[Records from a collection of figures]
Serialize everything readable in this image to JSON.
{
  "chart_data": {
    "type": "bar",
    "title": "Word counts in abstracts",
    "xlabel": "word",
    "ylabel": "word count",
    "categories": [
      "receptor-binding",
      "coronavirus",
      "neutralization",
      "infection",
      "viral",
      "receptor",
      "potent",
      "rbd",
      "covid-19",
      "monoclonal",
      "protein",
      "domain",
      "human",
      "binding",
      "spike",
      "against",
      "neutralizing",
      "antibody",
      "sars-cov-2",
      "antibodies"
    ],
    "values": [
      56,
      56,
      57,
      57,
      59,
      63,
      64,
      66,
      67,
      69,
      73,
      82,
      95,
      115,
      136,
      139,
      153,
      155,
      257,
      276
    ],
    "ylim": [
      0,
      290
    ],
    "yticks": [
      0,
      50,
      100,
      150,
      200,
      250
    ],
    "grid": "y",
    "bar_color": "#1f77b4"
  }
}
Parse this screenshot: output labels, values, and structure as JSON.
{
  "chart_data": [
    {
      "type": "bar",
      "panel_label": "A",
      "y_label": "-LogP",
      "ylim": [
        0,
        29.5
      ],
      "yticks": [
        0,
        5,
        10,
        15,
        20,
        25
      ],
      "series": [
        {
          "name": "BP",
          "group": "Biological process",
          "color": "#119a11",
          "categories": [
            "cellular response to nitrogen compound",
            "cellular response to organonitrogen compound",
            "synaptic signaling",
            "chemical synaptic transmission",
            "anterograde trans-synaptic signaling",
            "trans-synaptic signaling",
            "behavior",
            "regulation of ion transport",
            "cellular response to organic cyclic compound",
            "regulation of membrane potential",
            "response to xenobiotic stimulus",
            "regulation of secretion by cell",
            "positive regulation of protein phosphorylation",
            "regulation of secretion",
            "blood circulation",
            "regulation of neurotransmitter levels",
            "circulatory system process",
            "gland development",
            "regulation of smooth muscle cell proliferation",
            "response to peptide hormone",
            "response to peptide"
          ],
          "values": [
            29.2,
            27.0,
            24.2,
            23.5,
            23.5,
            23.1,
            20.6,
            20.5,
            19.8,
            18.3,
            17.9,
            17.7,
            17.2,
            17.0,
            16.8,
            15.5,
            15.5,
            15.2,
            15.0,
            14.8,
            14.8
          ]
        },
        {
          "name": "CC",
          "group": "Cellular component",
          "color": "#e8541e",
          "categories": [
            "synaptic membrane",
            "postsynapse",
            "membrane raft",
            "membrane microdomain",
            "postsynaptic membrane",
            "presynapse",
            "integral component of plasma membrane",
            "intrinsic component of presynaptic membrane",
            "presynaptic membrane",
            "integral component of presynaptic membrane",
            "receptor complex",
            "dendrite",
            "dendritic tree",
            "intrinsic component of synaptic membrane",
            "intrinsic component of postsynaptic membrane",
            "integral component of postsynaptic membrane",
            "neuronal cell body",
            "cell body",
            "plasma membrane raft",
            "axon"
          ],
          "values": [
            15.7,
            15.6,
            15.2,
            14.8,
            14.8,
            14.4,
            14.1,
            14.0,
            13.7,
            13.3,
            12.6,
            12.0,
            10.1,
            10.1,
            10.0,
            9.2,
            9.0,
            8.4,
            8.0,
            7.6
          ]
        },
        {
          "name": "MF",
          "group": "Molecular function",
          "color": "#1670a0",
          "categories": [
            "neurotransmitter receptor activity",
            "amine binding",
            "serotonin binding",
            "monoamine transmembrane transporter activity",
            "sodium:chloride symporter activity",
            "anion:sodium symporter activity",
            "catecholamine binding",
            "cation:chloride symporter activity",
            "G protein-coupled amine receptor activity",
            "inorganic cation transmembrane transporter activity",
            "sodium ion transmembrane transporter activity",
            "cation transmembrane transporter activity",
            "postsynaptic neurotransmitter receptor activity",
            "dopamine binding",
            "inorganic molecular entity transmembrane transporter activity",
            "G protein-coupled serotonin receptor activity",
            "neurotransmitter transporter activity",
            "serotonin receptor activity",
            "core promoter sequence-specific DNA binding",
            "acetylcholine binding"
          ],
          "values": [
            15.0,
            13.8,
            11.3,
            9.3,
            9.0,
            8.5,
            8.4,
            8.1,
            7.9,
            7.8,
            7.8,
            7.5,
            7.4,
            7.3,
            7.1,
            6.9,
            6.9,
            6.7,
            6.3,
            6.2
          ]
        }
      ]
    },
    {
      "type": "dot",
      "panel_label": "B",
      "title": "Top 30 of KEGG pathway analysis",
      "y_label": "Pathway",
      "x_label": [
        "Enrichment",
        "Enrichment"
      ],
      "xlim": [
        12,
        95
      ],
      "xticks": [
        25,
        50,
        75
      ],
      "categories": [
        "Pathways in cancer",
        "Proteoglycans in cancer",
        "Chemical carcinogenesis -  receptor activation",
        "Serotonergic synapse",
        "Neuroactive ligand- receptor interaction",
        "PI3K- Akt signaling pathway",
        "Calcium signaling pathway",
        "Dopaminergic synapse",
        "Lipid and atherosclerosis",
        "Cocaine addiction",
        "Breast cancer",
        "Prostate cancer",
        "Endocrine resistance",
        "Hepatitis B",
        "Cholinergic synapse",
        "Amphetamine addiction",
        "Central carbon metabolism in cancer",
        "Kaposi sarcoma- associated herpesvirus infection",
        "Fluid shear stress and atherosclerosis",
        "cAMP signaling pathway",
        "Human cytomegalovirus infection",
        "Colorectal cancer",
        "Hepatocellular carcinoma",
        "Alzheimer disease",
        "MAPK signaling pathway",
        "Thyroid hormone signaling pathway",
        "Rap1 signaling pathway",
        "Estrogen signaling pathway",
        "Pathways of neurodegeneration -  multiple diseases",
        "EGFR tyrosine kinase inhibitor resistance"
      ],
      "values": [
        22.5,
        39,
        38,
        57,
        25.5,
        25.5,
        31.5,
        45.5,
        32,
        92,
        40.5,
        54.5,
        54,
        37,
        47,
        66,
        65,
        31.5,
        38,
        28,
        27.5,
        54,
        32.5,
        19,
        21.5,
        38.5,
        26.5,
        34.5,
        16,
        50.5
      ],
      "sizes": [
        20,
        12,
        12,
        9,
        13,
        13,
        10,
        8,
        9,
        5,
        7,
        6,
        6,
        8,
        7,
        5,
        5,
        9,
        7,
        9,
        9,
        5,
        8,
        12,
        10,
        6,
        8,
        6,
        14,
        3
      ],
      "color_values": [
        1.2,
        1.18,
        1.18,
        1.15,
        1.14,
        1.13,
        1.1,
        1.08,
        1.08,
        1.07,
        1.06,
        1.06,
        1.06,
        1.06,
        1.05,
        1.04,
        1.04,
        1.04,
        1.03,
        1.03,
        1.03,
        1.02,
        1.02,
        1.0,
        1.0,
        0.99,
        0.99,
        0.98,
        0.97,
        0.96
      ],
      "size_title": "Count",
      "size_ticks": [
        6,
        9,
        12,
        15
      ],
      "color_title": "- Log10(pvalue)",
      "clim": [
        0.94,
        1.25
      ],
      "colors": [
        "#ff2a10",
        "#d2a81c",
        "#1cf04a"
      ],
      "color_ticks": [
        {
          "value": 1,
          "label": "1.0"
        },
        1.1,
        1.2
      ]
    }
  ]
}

Problem to solve ▸
Look through the entries above; find each line with the word "raft" and copy it.

Exercise solution ▸
            "membrane raft",
            "plasma membrane raft",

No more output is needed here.